### Exercise materials ###

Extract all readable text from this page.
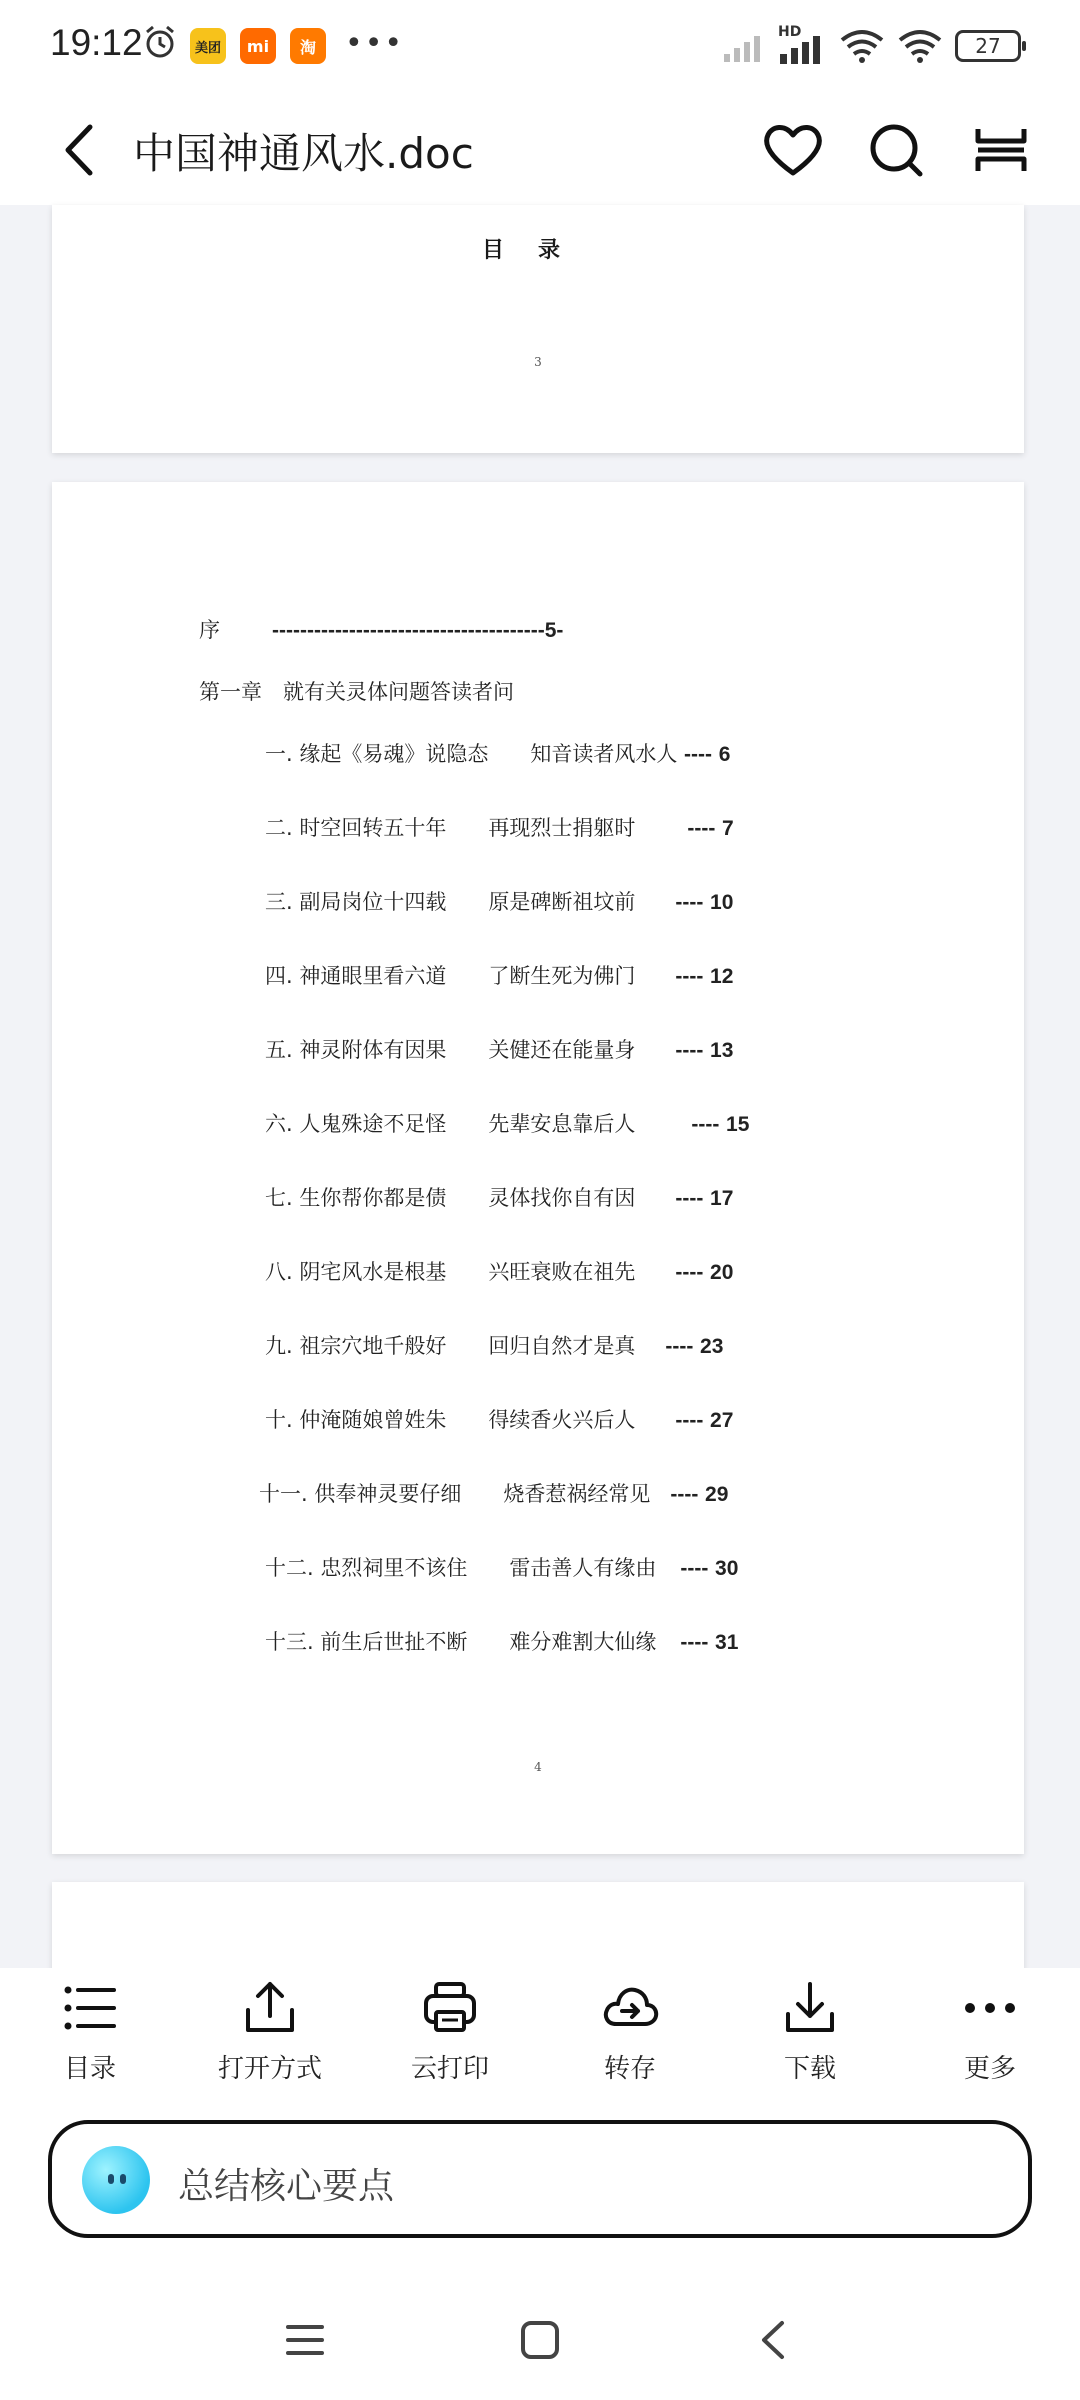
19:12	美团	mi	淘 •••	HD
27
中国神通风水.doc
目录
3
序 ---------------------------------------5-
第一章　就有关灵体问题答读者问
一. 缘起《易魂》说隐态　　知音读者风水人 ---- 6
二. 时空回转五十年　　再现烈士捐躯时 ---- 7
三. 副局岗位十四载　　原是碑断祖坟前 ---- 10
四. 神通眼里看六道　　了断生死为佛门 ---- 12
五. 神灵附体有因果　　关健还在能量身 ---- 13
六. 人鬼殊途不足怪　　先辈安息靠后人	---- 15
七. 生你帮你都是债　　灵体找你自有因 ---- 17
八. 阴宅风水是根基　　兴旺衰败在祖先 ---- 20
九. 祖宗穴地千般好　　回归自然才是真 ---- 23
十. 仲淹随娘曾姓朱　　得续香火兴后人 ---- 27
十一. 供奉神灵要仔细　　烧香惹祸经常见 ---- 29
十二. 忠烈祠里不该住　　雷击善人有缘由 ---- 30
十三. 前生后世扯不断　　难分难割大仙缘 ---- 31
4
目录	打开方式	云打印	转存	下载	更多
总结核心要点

###

What is being asked: Reproduce all the entries that precede this task, word for word, minus any pictures.

Exercise result:
Extract all readable text from this page.
19:12	美团	mi	淘 •••	HD
27
中国神通风水.doc
目录
3
序 ---------------------------------------5-
第一章　就有关灵体问题答读者问
一. 缘起《易魂》说隐态　　知音读者风水人 ---- 6
二. 时空回转五十年　　再现烈士捐躯时 ---- 7
三. 副局岗位十四载　　原是碑断祖坟前 ---- 10
四. 神通眼里看六道　　了断生死为佛门 ---- 12
五. 神灵附体有因果　　关健还在能量身 ---- 13
六. 人鬼殊途不足怪　　先辈安息靠后人	---- 15
七. 生你帮你都是债　　灵体找你自有因 ---- 17
八. 阴宅风水是根基　　兴旺衰败在祖先 ---- 20
九. 祖宗穴地千般好　　回归自然才是真 ---- 23
十. 仲淹随娘曾姓朱　　得续香火兴后人 ---- 27
十一. 供奉神灵要仔细　　烧香惹祸经常见 ---- 29
十二. 忠烈祠里不该住　　雷击善人有缘由 ---- 30
十三. 前生后世扯不断　　难分难割大仙缘 ---- 31
4
目录	打开方式	云打印	转存	下载	更多
总结核心要点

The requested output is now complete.